**Work to be completed:** Reproduce the lines verbatim, beginning with the line that contains "view-cube-top-face[interactable]: TOP —" and continuing through the line that contains "fit-to-view-button[interactable] — [14, 262, 48, 296]", including both of those lines.

Saved entries
================
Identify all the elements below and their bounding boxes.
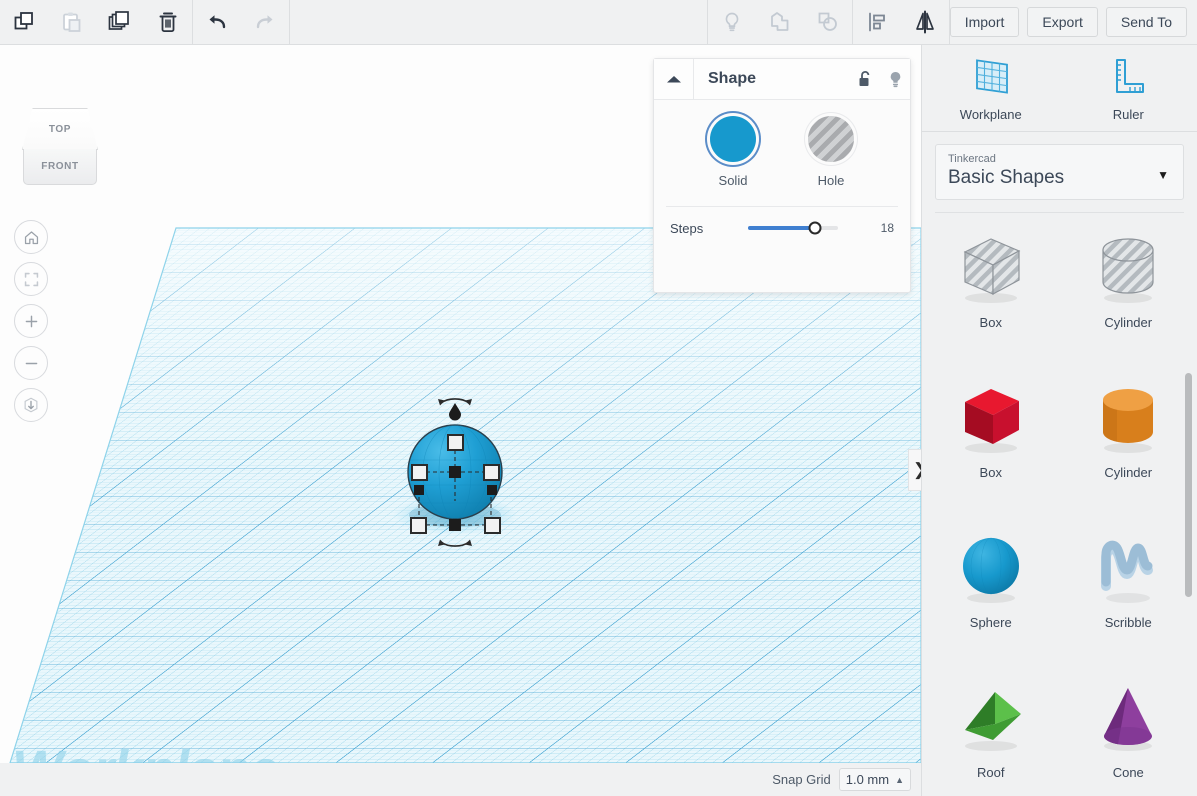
view-cube-top-face[interactable]: TOP — [22, 108, 98, 150]
sidebar-tools: Workplane Ruler — [922, 45, 1197, 132]
lightbulb-icon[interactable] — [708, 0, 756, 45]
home-view-button[interactable] — [14, 220, 48, 254]
mirror-icon[interactable] — [901, 0, 949, 45]
box-hole-icon — [946, 227, 1036, 309]
delete-icon[interactable] — [144, 0, 192, 45]
cylinder-icon — [1083, 377, 1173, 459]
fit-to-view-button[interactable] — [14, 262, 48, 296]
perspective-toggle-button[interactable] — [14, 388, 48, 422]
shape-library-grid: Box Cylinder Box Cylinder Sphere Scribbl… — [922, 213, 1197, 796]
paste-icon[interactable] — [48, 0, 96, 45]
solid-mode-label: Solid — [718, 173, 748, 188]
shape-label: Box — [979, 465, 1002, 480]
view-cube[interactable]: TOP FRONT — [22, 108, 98, 186]
bottom-status-bar: Snap Grid 1.0 mm ▲ — [0, 763, 921, 796]
unlock-icon[interactable] — [850, 70, 880, 89]
zoom-out-button[interactable] — [14, 346, 48, 380]
shape-item-scribble[interactable]: Scribble — [1060, 527, 1197, 659]
sphere-icon — [946, 527, 1036, 609]
solid-swatch — [710, 116, 756, 162]
shape-item-box-hole[interactable]: Box — [922, 227, 1060, 359]
cone-icon — [1083, 677, 1173, 759]
undo-icon[interactable] — [193, 0, 241, 45]
duplicate-icon[interactable] — [96, 0, 144, 45]
hole-mode-label: Hole — [817, 173, 845, 188]
send-to-button[interactable]: Send To — [1105, 7, 1187, 37]
shape-item-cone[interactable]: Cone — [1060, 677, 1197, 796]
scribble-icon — [1083, 527, 1173, 609]
snap-grid-select[interactable]: 1.0 mm ▲ — [838, 768, 911, 791]
view-cube-top-label: TOP — [48, 123, 72, 135]
shape-label: Cylinder — [1104, 315, 1153, 330]
shape-panel-header: Shape — [654, 58, 910, 100]
steps-slider[interactable] — [748, 221, 838, 235]
shape-library-select[interactable]: Tinkercad Basic Shapes ▼ — [935, 144, 1184, 200]
copy-icon[interactable] — [0, 0, 48, 45]
lightbulb-icon[interactable] — [880, 70, 910, 89]
shape-item-cylinder-hole[interactable]: Cylinder — [1060, 227, 1197, 359]
shape-label: Cone — [1112, 765, 1144, 780]
shape-panel-collapse-button[interactable] — [654, 58, 694, 100]
shape-label: Cylinder — [1104, 465, 1153, 480]
ruler-tool[interactable]: Ruler — [1060, 45, 1197, 131]
library-collection: Basic Shapes — [948, 167, 1065, 188]
workplane-tool-label: Workplane — [959, 106, 1022, 122]
shape-label: Sphere — [969, 615, 1012, 630]
group-icon[interactable] — [756, 0, 804, 45]
snap-grid-value: 1.0 mm — [845, 772, 890, 787]
steps-row: Steps 18 — [654, 207, 910, 249]
import-button[interactable]: Import — [949, 7, 1020, 37]
toolbar-separator — [289, 0, 290, 45]
top-toolbar: Import Export Send To — [0, 0, 1197, 45]
snap-grid-label: Snap Grid — [772, 772, 831, 787]
zoom-in-button[interactable] — [14, 304, 48, 338]
view-cube-front-label: FRONT — [41, 161, 79, 172]
ruler-icon — [1116, 58, 1145, 93]
right-sidebar: Workplane Ruler Tinkercad Basic Shapes ▼ — [921, 45, 1197, 796]
export-button[interactable]: Export — [1027, 7, 1098, 37]
shape-item-sphere[interactable]: Sphere — [922, 527, 1060, 659]
shape-item-box[interactable]: Box — [922, 377, 1060, 509]
ruler-tool-label: Ruler — [1112, 106, 1144, 122]
view-cube-front-face[interactable]: FRONT — [23, 149, 97, 185]
workplane-icon — [975, 58, 1008, 94]
tinkercad-app: Import Export Send To TOP FRONT Snap Gri… — [0, 0, 1197, 796]
ungroup-icon[interactable] — [804, 0, 852, 45]
shape-mode-group: Solid Hole — [654, 116, 910, 188]
shape-properties-panel: Shape Solid Hole Steps 18 — [653, 58, 911, 293]
hole-swatch — [808, 116, 854, 162]
shape-label: Box — [979, 315, 1002, 330]
steps-slider-knob[interactable] — [808, 221, 822, 235]
chevron-down-icon: ▼ — [1157, 168, 1169, 182]
workplane-tool[interactable]: Workplane — [922, 45, 1060, 131]
roof-icon — [946, 677, 1036, 759]
steps-value: 18 — [880, 221, 894, 235]
navigation-buttons — [14, 220, 48, 430]
chevron-up-icon: ▲ — [895, 774, 904, 785]
solid-mode-option[interactable]: Solid — [710, 116, 756, 188]
align-icon[interactable] — [853, 0, 901, 45]
shape-item-cylinder[interactable]: Cylinder — [1060, 377, 1197, 509]
cylinder-hole-icon — [1083, 227, 1173, 309]
library-owner: Tinkercad — [948, 153, 996, 165]
shape-panel-title: Shape — [708, 70, 757, 87]
shape-item-roof[interactable]: Roof — [922, 677, 1060, 796]
steps-label: Steps — [670, 220, 704, 236]
steps-slider-fill — [748, 226, 815, 230]
hole-mode-option[interactable]: Hole — [808, 116, 854, 188]
box-icon — [946, 377, 1036, 459]
shape-panel-body: Solid Hole Steps 18 — [654, 100, 910, 249]
panel-collapse-tab[interactable]: ❯ — [908, 449, 921, 491]
shape-label: Scribble — [1104, 615, 1152, 630]
redo-icon[interactable] — [241, 0, 289, 45]
shape-library-scrollbar[interactable] — [1185, 373, 1192, 597]
shape-label: Roof — [977, 765, 1005, 780]
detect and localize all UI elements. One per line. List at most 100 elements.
================
**Complete response:**
view-cube-top-face[interactable]: TOP — [22, 108, 98, 150]
sidebar-tools: Workplane Ruler — [922, 45, 1197, 132]
lightbulb-icon[interactable] — [708, 0, 756, 45]
home-view-button[interactable] — [14, 220, 48, 254]
mirror-icon[interactable] — [901, 0, 949, 45]
box-hole-icon — [946, 227, 1036, 309]
delete-icon[interactable] — [144, 0, 192, 45]
cylinder-icon — [1083, 377, 1173, 459]
fit-to-view-button[interactable] — [14, 262, 48, 296]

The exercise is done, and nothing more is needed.